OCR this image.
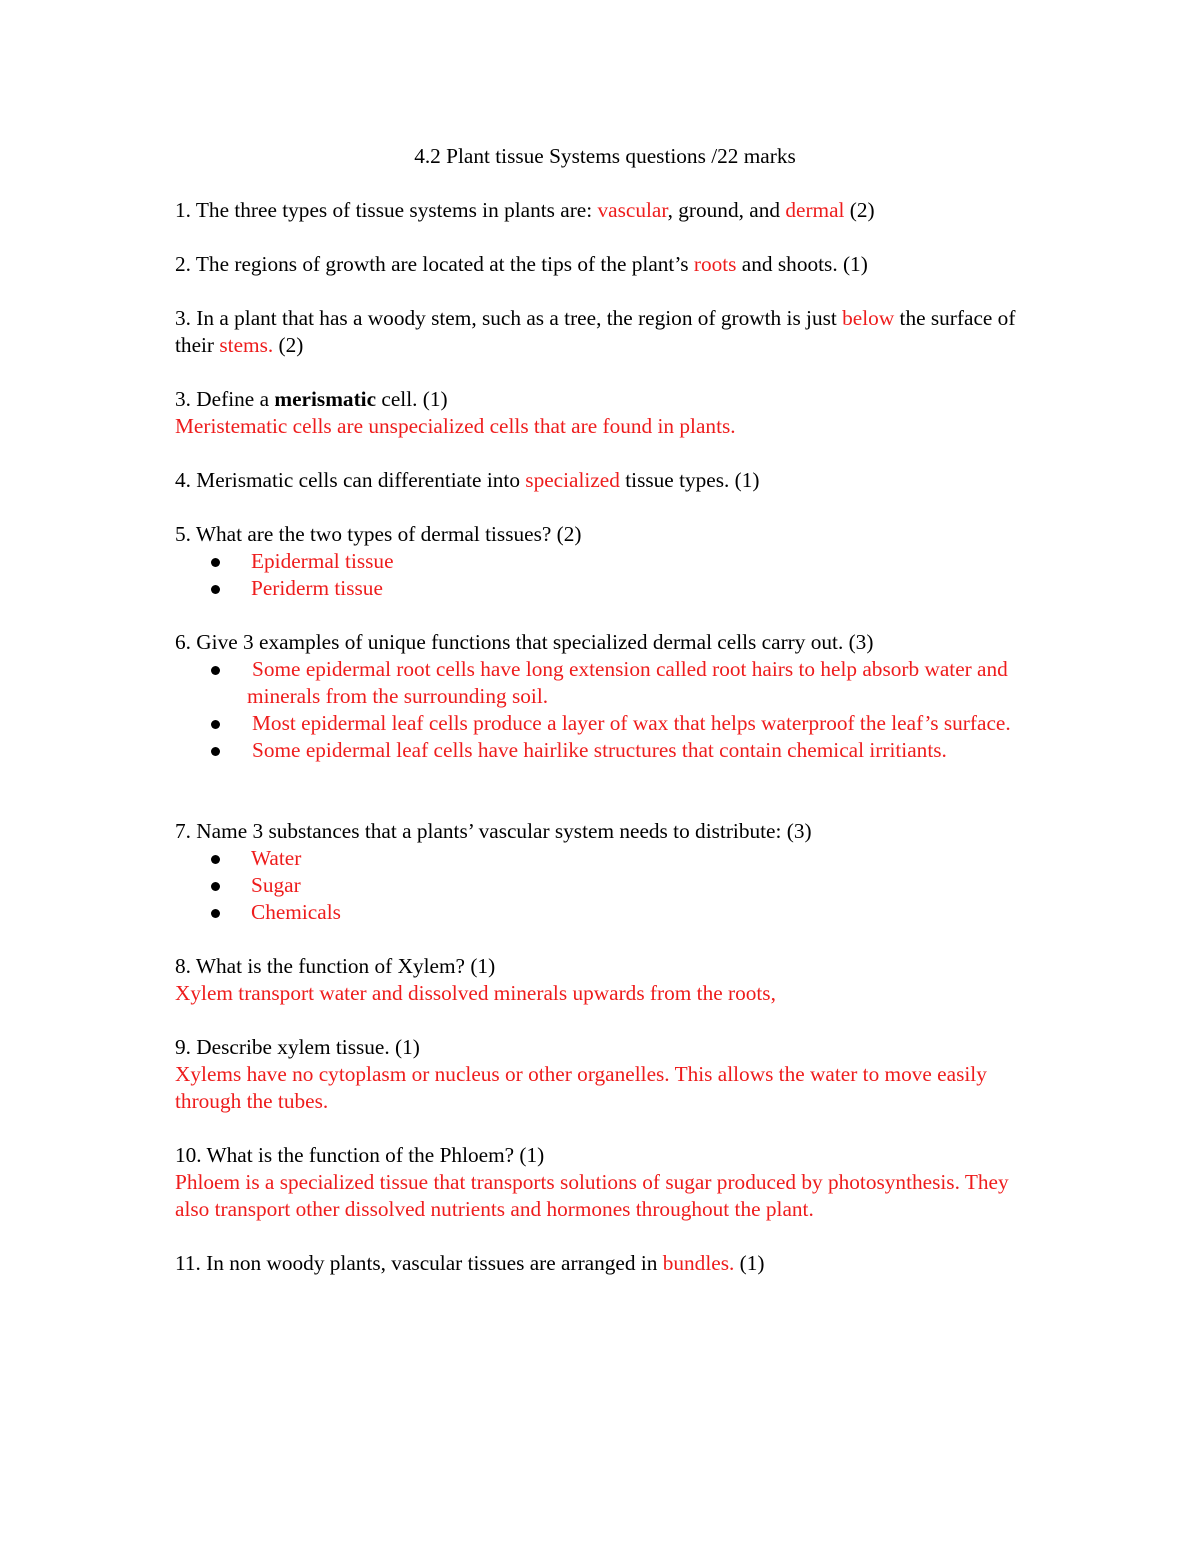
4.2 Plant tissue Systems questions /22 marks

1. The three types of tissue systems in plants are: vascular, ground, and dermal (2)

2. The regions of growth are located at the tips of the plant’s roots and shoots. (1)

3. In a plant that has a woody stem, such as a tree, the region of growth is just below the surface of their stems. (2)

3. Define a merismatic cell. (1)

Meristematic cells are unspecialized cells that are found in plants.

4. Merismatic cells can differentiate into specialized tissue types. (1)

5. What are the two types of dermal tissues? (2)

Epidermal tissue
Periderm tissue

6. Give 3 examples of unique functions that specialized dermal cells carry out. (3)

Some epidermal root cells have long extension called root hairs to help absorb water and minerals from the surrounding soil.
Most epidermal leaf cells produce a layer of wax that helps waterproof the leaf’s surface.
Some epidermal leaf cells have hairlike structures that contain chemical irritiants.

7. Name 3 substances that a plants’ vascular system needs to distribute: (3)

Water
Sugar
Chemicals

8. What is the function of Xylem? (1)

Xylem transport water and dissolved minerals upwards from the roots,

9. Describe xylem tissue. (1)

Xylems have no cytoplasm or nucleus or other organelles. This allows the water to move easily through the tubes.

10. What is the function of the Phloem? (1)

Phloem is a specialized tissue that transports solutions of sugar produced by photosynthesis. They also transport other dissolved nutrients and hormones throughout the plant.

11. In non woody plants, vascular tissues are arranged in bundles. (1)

*-*-*

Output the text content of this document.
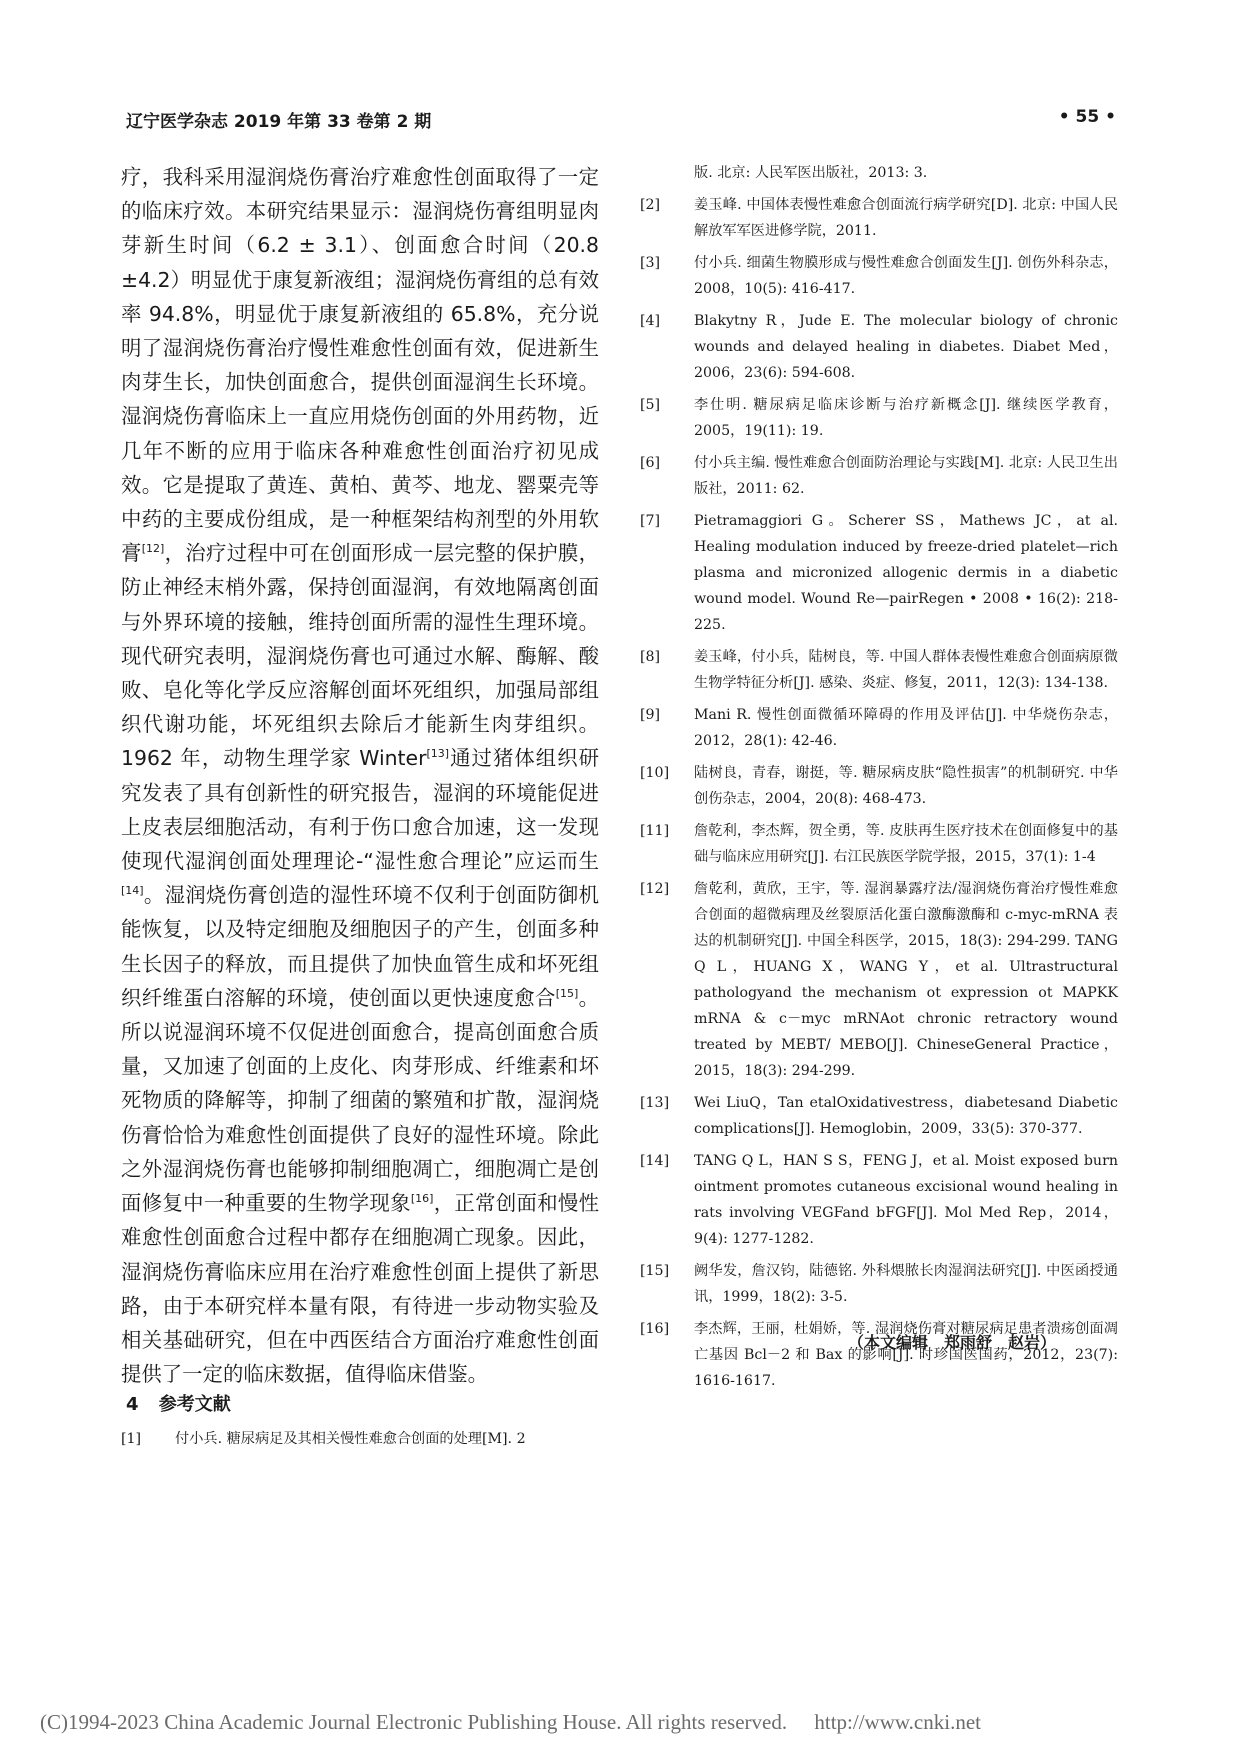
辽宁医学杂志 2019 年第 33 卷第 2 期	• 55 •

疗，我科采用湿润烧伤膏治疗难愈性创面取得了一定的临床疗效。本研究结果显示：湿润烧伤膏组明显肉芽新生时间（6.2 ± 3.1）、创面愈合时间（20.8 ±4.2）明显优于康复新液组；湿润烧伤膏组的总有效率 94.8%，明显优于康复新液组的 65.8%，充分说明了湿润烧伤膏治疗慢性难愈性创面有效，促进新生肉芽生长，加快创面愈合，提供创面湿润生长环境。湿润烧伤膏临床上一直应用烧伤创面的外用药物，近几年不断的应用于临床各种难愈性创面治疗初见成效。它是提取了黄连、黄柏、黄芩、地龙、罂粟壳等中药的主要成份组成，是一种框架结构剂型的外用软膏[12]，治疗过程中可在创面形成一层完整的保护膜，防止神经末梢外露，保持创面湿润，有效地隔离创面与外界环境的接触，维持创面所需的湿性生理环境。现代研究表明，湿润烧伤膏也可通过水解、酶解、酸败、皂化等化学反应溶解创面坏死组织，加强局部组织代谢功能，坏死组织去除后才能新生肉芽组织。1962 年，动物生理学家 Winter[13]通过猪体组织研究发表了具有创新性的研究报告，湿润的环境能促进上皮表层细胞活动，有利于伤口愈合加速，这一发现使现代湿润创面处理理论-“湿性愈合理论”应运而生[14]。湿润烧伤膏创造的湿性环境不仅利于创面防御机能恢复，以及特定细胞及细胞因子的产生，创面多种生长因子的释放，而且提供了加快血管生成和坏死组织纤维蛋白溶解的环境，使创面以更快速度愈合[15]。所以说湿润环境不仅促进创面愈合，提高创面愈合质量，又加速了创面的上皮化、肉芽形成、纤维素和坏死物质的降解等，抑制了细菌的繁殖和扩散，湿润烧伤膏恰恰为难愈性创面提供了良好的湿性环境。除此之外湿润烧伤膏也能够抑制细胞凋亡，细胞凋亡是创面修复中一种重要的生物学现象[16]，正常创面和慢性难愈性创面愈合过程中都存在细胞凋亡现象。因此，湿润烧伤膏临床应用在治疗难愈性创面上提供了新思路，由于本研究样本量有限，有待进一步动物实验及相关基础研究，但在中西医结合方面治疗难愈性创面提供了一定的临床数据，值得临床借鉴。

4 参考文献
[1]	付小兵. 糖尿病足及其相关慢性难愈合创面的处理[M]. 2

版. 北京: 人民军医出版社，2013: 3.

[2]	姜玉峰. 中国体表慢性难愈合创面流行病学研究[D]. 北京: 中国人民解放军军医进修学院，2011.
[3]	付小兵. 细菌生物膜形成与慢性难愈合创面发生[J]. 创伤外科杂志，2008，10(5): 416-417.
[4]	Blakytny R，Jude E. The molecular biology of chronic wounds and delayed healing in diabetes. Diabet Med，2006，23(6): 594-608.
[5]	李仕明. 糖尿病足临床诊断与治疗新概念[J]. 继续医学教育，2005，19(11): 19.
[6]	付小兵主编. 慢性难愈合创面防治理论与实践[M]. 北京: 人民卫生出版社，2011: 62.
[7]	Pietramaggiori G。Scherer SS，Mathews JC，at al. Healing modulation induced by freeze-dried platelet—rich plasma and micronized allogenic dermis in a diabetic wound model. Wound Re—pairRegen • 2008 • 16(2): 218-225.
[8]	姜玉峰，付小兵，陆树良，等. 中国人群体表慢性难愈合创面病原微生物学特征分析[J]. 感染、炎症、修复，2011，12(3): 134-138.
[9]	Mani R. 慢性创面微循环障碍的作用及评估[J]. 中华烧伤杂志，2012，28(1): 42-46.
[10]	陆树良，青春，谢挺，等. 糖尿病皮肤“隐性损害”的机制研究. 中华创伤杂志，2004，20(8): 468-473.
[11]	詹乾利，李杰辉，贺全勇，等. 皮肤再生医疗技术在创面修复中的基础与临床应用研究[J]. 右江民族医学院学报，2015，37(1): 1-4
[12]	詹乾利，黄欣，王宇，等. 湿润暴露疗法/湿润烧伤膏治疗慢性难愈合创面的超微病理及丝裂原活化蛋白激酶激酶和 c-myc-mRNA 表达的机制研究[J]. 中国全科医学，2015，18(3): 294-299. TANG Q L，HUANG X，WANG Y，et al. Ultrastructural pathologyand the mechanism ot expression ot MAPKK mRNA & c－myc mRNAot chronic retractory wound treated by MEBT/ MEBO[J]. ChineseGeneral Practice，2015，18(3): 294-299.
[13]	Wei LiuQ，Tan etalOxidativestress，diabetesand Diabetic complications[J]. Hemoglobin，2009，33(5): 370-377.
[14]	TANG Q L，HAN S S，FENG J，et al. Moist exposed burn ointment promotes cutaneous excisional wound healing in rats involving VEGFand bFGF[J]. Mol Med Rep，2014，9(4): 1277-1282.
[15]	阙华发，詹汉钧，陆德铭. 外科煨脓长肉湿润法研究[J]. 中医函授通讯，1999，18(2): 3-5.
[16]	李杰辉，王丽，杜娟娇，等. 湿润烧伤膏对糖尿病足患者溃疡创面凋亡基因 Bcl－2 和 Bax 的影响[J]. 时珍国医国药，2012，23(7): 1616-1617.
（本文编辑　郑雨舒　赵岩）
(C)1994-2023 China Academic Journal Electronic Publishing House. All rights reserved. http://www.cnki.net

*-*-*

### Exercise goal
Considering only the data above, return the lines in which "growth" occurs.

### Solution to this exercise
2. The regions of growth are located at the tips of the plant’s roots and shoots. (1)
3. In a plant that has a woody stem, such as a tree, the region of growth is just below the surface of their stems. (2)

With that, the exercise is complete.